§ **What you have to do**:
All lines featuring the string "Речевичок" are to be listed.

START Records for the exercise

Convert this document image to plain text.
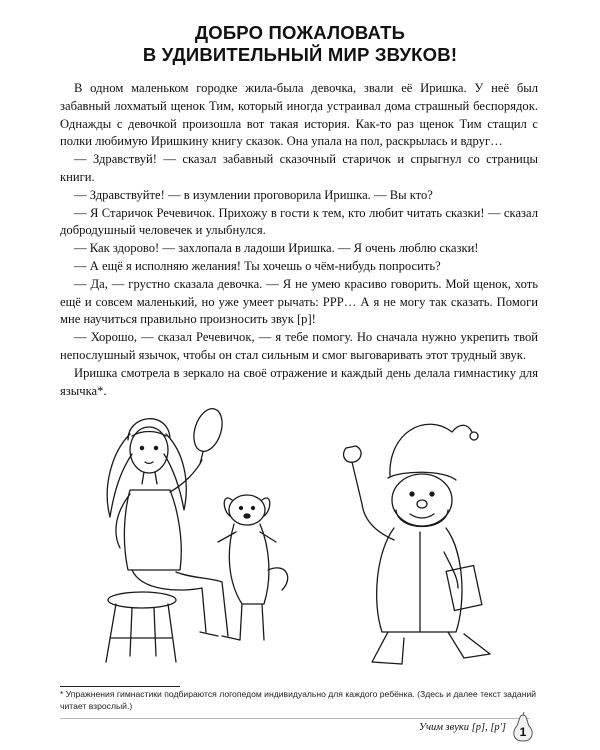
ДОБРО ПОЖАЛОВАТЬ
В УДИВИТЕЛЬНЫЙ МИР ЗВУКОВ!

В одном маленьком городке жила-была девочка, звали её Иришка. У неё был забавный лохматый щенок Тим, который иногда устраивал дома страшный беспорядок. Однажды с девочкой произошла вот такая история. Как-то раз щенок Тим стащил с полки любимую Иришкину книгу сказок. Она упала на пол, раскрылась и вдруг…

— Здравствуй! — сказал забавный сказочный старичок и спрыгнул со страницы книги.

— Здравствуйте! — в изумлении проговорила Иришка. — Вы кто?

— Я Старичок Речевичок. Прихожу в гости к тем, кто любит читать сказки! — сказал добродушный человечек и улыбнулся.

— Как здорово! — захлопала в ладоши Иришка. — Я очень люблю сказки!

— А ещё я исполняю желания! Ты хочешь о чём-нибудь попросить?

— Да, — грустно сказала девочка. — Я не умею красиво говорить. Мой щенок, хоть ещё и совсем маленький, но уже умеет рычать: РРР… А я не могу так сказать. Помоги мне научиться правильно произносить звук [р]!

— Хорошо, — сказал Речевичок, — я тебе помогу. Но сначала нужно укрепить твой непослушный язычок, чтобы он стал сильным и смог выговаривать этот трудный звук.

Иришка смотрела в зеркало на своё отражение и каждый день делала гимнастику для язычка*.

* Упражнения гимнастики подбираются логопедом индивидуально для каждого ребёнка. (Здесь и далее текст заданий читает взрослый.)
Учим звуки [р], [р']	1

END Records for the exercise

§ **Response to the task**:
— Я Старичок Речевичок. Прихожу в гости к тем, кто любит читать сказки! — сказал добродушный человечек и улыбнулся.
— Хорошо, — сказал Речевичок, — я тебе помогу. Но сначала нужно укрепить твой непослушный язычок, чтобы он стал сильным и смог выговаривать этот трудный звук.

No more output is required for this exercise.